EXERCISE BRIEF: Write out the full set of records below exactly.

EXCERPTED DATA:
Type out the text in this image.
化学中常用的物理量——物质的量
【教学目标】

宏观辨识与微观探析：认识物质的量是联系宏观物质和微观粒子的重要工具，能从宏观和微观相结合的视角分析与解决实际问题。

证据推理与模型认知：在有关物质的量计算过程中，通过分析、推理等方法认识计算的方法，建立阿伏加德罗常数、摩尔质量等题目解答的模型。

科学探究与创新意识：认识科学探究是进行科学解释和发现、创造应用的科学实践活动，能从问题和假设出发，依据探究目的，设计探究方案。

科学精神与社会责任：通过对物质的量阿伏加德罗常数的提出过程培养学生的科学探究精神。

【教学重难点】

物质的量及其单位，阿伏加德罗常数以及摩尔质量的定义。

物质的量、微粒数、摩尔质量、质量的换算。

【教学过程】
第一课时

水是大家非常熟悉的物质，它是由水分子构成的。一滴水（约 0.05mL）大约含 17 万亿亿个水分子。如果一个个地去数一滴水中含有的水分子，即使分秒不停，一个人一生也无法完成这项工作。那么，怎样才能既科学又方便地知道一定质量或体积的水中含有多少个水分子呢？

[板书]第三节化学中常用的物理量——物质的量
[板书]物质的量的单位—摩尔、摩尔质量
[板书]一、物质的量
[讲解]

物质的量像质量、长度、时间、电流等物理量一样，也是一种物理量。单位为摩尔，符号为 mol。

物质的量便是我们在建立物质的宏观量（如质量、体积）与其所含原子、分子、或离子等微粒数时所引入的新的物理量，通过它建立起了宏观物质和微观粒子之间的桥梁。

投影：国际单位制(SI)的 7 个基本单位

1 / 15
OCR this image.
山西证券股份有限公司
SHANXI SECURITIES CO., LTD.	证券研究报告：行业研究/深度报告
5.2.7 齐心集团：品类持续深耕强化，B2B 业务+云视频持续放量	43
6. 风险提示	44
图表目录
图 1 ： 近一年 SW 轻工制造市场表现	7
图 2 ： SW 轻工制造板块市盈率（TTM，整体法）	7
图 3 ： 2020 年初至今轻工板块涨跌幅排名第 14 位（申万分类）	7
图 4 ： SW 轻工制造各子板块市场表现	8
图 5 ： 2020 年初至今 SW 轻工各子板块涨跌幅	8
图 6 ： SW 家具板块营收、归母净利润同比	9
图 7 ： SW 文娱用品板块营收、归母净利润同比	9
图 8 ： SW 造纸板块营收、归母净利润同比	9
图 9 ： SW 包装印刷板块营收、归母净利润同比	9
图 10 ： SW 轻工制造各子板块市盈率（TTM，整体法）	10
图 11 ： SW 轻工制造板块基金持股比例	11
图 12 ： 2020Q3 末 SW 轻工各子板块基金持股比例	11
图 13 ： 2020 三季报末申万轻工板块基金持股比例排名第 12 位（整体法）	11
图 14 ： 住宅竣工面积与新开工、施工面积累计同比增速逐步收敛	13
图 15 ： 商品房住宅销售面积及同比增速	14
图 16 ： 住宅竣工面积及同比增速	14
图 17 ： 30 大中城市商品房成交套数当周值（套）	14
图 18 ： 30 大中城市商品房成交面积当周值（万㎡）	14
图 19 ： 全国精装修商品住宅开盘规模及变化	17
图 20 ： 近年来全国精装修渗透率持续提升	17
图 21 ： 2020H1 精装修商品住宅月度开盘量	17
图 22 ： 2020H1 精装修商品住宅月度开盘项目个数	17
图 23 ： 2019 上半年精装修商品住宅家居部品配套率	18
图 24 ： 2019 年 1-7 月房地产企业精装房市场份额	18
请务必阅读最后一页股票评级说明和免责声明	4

SOLUTION TO THE EXERCISE:
Type out the text in this image.
化学中常用的物理量——物质的量
【教学目标】

宏观辨识与微观探析：认识物质的量是联系宏观物质和微观粒子的重要工具，能从宏观和微观相结合的视角分析与解决实际问题。

证据推理与模型认知：在有关物质的量计算过程中，通过分析、推理等方法认识计算的方法，建立阿伏加德罗常数、摩尔质量等题目解答的模型。

科学探究与创新意识：认识科学探究是进行科学解释和发现、创造应用的科学实践活动，能从问题和假设出发，依据探究目的，设计探究方案。

科学精神与社会责任：通过对物质的量阿伏加德罗常数的提出过程培养学生的科学探究精神。

【教学重难点】

物质的量及其单位，阿伏加德罗常数以及摩尔质量的定义。

物质的量、微粒数、摩尔质量、质量的换算。

【教学过程】
第一课时

水是大家非常熟悉的物质，它是由水分子构成的。一滴水（约 0.05mL）大约含 17 万亿亿个水分子。如果一个个地去数一滴水中含有的水分子，即使分秒不停，一个人一生也无法完成这项工作。那么，怎样才能既科学又方便地知道一定质量或体积的水中含有多少个水分子呢？

[板书]第三节化学中常用的物理量——物质的量
[板书]物质的量的单位—摩尔、摩尔质量
[板书]一、物质的量
[讲解]

物质的量像质量、长度、时间、电流等物理量一样，也是一种物理量。单位为摩尔，符号为 mol。

物质的量便是我们在建立物质的宏观量（如质量、体积）与其所含原子、分子、或离子等微粒数时所引入的新的物理量，通过它建立起了宏观物质和微观粒子之间的桥梁。

投影：国际单位制(SI)的 7 个基本单位

1 / 15
OCR this image.
山西证券股份有限公司
SHANXI SECURITIES CO., LTD.	证券研究报告：行业研究/深度报告
5.2.7 齐心集团：品类持续深耕强化，B2B 业务+云视频持续放量	43
6. 风险提示	44
图表目录
图 1 ： 近一年 SW 轻工制造市场表现	7
图 2 ： SW 轻工制造板块市盈率（TTM，整体法）	7
图 3 ： 2020 年初至今轻工板块涨跌幅排名第 14 位（申万分类）	7
图 4 ： SW 轻工制造各子板块市场表现	8
图 5 ： 2020 年初至今 SW 轻工各子板块涨跌幅	8
图 6 ： SW 家具板块营收、归母净利润同比	9
图 7 ： SW 文娱用品板块营收、归母净利润同比	9
图 8 ： SW 造纸板块营收、归母净利润同比	9
图 9 ： SW 包装印刷板块营收、归母净利润同比	9
图 10 ： SW 轻工制造各子板块市盈率（TTM，整体法）	10
图 11 ： SW 轻工制造板块基金持股比例	11
图 12 ： 2020Q3 末 SW 轻工各子板块基金持股比例	11
图 13 ： 2020 三季报末申万轻工板块基金持股比例排名第 12 位（整体法）	11
图 14 ： 住宅竣工面积与新开工、施工面积累计同比增速逐步收敛	13
图 15 ： 商品房住宅销售面积及同比增速	14
图 16 ： 住宅竣工面积及同比增速	14
图 17 ： 30 大中城市商品房成交套数当周值（套）	14
图 18 ： 30 大中城市商品房成交面积当周值（万㎡）	14
图 19 ： 全国精装修商品住宅开盘规模及变化	17
图 20 ： 近年来全国精装修渗透率持续提升	17
图 21 ： 2020H1 精装修商品住宅月度开盘量	17
图 22 ： 2020H1 精装修商品住宅月度开盘项目个数	17
图 23 ： 2019 上半年精装修商品住宅家居部品配套率	18
图 24 ： 2019 年 1-7 月房地产企业精装房市场份额	18
请务必阅读最后一页股票评级说明和免责声明	4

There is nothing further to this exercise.